Task objective =>
Render the lines of the data from the very first one through the line that contains "reply-button[interactable]: Répondre [218,598,302,618]", both ends included, as a JSON list of strings with one string per line and blank lines omitted.

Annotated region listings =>
....

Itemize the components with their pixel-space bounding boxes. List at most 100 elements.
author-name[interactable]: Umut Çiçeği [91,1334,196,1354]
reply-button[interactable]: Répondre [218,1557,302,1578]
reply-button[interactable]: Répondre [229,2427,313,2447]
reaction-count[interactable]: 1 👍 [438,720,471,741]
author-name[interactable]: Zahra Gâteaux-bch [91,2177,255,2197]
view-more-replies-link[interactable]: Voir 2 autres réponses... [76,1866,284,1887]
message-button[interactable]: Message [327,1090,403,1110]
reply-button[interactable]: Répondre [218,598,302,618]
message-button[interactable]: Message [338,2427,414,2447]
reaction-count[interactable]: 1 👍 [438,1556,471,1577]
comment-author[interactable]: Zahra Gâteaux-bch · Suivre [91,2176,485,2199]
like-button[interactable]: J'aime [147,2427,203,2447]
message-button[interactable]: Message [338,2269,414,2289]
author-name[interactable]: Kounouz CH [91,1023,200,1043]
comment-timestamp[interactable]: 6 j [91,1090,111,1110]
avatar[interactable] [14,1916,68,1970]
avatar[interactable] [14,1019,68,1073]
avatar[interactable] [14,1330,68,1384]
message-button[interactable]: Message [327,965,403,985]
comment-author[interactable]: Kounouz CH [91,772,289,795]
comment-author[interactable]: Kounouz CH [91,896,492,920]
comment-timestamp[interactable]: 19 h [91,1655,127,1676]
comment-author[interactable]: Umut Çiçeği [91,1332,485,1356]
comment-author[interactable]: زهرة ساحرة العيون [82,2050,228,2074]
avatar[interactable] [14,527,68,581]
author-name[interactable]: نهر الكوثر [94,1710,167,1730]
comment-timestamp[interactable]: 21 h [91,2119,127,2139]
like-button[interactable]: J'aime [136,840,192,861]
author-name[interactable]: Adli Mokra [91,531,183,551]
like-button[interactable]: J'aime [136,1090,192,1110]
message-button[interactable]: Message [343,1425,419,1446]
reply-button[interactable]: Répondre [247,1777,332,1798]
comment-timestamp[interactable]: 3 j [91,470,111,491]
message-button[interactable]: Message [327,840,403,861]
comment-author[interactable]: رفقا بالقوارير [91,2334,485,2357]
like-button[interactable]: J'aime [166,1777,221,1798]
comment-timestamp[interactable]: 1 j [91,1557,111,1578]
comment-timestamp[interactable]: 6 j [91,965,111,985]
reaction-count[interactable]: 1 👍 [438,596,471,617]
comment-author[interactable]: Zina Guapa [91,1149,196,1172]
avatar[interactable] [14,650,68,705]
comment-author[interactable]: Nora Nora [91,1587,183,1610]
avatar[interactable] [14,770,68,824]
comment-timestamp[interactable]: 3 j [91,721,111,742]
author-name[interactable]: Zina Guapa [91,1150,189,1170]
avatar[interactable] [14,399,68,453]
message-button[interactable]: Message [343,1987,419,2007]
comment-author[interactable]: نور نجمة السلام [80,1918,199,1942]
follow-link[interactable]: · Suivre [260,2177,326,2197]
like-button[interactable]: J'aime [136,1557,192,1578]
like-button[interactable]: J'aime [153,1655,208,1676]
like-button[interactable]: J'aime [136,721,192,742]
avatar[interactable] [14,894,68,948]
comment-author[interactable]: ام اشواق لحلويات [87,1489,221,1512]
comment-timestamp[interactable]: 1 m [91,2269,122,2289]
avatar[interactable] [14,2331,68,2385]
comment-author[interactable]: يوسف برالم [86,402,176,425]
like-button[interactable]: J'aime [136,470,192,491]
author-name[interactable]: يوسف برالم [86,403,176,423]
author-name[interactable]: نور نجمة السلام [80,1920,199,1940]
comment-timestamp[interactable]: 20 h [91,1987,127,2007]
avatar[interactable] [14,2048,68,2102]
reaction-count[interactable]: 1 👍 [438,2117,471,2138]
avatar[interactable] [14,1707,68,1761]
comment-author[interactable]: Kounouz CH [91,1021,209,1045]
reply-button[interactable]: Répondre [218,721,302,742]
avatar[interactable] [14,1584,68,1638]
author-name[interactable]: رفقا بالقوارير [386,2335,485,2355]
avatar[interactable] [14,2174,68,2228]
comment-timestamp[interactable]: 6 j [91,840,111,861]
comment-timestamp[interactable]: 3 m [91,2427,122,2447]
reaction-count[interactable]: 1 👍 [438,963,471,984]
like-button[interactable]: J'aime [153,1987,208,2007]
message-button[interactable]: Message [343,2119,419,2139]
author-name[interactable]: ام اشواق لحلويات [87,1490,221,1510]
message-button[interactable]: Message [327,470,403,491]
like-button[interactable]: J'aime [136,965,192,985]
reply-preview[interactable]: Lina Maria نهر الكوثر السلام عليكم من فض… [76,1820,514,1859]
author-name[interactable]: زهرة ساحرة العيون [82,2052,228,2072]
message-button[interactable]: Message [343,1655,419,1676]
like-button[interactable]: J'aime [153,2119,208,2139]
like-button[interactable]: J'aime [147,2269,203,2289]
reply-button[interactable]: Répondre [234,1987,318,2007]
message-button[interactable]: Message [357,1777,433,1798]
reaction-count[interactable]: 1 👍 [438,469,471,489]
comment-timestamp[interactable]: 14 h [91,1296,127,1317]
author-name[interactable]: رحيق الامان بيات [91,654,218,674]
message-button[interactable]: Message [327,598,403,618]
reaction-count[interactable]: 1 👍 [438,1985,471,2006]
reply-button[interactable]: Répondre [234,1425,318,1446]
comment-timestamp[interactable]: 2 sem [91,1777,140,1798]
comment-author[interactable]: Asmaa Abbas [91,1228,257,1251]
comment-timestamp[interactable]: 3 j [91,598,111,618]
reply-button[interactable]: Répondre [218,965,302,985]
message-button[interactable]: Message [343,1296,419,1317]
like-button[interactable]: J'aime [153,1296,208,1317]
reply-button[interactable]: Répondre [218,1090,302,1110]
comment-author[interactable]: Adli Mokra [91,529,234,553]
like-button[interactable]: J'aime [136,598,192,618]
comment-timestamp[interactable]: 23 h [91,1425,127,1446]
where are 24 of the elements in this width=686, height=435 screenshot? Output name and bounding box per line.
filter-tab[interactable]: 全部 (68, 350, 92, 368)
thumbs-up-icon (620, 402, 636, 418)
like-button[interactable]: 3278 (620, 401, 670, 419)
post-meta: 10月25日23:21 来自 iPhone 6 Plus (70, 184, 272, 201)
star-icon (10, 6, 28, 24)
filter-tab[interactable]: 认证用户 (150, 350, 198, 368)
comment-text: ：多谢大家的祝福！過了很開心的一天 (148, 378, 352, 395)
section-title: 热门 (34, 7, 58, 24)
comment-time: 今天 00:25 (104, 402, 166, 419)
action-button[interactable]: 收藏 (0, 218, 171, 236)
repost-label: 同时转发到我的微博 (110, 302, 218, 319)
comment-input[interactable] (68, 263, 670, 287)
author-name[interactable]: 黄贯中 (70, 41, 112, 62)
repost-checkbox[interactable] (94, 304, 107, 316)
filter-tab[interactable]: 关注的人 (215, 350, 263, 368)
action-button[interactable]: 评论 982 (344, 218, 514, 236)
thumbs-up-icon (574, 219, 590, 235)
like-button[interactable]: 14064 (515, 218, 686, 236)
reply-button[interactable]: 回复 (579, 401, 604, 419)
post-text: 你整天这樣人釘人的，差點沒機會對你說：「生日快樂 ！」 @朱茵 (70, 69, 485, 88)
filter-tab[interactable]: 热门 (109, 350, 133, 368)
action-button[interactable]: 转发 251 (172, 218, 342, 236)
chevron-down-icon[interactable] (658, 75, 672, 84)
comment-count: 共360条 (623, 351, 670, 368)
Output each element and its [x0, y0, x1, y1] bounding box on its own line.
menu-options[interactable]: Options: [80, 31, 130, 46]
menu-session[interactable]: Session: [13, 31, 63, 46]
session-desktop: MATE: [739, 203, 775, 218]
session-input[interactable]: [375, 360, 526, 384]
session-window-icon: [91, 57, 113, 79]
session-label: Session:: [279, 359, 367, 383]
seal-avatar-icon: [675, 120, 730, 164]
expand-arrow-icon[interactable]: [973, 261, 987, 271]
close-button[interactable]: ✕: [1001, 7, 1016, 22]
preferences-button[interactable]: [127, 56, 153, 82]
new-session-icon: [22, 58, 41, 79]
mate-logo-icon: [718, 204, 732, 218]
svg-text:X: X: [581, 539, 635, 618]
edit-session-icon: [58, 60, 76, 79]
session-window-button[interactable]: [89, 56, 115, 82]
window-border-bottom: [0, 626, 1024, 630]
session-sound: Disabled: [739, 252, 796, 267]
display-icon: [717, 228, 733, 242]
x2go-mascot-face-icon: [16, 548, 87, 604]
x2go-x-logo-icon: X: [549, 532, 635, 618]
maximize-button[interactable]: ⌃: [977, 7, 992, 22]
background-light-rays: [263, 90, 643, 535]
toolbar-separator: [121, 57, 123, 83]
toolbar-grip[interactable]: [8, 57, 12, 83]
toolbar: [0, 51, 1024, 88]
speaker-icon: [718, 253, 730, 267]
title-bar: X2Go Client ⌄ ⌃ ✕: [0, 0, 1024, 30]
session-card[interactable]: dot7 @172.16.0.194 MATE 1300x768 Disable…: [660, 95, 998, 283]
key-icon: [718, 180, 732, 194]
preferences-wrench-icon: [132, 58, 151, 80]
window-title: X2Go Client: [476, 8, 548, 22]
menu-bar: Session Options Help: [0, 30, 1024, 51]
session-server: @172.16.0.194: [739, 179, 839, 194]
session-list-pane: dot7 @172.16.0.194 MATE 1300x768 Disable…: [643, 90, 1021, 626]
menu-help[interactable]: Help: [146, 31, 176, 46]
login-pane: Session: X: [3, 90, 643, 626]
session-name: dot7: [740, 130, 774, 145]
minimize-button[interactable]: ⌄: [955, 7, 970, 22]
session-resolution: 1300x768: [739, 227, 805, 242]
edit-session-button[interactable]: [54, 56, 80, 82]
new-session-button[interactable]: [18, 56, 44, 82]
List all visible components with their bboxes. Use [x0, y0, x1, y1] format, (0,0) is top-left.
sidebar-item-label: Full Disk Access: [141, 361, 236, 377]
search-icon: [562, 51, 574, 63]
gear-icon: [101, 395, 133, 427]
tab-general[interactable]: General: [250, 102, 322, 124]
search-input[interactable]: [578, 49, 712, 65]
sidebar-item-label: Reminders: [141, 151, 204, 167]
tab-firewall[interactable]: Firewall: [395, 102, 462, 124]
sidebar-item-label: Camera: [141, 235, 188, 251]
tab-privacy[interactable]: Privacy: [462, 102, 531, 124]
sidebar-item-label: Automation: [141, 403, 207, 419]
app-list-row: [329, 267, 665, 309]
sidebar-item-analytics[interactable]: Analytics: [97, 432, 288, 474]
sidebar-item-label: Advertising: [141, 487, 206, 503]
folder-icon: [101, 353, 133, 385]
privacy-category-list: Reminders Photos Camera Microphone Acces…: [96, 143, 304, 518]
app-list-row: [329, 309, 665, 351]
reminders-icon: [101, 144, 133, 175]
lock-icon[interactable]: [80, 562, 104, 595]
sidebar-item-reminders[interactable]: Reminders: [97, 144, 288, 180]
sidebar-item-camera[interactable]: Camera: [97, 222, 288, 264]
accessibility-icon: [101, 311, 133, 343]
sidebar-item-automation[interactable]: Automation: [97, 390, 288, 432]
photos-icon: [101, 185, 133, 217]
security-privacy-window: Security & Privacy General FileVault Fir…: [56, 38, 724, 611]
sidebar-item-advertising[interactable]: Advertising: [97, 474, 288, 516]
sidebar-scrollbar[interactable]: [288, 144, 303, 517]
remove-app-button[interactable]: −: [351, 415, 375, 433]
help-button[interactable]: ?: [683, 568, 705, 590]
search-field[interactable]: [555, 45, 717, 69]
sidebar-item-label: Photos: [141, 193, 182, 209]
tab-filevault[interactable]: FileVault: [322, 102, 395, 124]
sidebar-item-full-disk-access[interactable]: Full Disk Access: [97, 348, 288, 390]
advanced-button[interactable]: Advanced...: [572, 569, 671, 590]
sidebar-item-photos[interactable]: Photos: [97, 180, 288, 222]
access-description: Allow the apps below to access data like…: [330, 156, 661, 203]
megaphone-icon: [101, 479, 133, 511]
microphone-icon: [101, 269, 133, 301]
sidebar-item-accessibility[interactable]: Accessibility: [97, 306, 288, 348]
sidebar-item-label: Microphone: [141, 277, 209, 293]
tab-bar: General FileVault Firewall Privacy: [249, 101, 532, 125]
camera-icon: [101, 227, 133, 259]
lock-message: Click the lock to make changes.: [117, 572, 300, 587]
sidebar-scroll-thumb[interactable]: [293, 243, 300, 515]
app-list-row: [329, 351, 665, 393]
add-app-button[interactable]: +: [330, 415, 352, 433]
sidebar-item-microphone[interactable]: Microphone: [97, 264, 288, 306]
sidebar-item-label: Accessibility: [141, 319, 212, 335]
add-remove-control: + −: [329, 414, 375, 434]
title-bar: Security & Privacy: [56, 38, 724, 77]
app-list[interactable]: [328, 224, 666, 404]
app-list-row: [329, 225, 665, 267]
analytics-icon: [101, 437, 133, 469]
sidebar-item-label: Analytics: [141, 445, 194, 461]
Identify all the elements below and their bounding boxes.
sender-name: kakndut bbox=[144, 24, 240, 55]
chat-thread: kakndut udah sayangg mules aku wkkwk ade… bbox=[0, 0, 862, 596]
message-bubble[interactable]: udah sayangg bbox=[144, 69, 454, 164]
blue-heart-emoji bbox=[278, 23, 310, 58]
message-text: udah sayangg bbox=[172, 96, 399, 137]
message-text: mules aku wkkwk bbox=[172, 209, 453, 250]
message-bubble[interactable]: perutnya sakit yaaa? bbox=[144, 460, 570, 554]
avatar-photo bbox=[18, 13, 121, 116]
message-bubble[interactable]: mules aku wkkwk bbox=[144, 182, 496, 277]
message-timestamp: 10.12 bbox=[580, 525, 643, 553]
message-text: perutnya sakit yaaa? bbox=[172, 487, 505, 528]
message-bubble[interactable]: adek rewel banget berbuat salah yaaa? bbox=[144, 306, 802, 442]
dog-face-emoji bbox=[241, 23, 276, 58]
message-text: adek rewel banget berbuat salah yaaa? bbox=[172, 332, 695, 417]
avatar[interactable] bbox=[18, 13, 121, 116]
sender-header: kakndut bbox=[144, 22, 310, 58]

....

Answer for this exercise =>
[
  "Itemize the components with their pixel-space bounding boxes. List at most 100 elements.",
  "author-name[interactable]: Umut Çiçeği [91,1334,196,1354]",
  "reply-button[interactable]: Répondre [218,1557,302,1578]",
  "reply-button[interactable]: Répondre [229,2427,313,2447]",
  "reaction-count[interactable]: 1 👍 [438,720,471,741]",
  "author-name[interactable]: Zahra Gâteaux-bch [91,2177,255,2197]",
  "view-more-replies-link[interactable]: Voir 2 autres réponses... [76,1866,284,1887]",
  "message-button[interactable]: Message [327,1090,403,1110]",
  "reply-button[interactable]: Répondre [218,598,302,618]"
]